Each record below should be repeated precisely as written.

* **DATASET**
start
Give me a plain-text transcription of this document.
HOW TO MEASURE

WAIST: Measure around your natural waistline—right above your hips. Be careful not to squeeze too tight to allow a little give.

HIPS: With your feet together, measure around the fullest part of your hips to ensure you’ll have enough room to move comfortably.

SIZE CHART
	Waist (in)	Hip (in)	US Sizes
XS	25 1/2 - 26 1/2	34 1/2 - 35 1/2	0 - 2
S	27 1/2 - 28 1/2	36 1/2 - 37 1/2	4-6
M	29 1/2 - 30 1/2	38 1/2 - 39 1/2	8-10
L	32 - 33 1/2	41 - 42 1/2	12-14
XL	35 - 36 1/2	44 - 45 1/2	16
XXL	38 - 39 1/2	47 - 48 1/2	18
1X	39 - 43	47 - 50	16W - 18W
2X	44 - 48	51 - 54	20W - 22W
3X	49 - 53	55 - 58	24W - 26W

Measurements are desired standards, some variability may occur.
end
* **ANSWER BELOW**
Give me a plain-text transcription of this document.
HOW TO MEASURE

WAIST: Measure around your natural waistline—right above your hips. Be careful not to squeeze too tight to allow a little give.

HIPS: With your feet together, measure around the fullest part of your hips to ensure you’ll have enough room to move comfortably.

SIZE CHART
	Waist (in)	Hip (in)	US Sizes
XS	25 1/2 - 26 1/2	34 1/2 - 35 1/2	0 - 2
S	27 1/2 - 28 1/2	36 1/2 - 37 1/2	4-6
M	29 1/2 - 30 1/2	38 1/2 - 39 1/2	8-10
L	32 - 33 1/2	41 - 42 1/2	12-14
XL	35 - 36 1/2	44 - 45 1/2	16
XXL	38 - 39 1/2	47 - 48 1/2	18
1X	39 - 43	47 - 50	16W - 18W
2X	44 - 48	51 - 54	20W - 22W
3X	49 - 53	55 - 58	24W - 26W

Measurements are desired standards, some variability may occur.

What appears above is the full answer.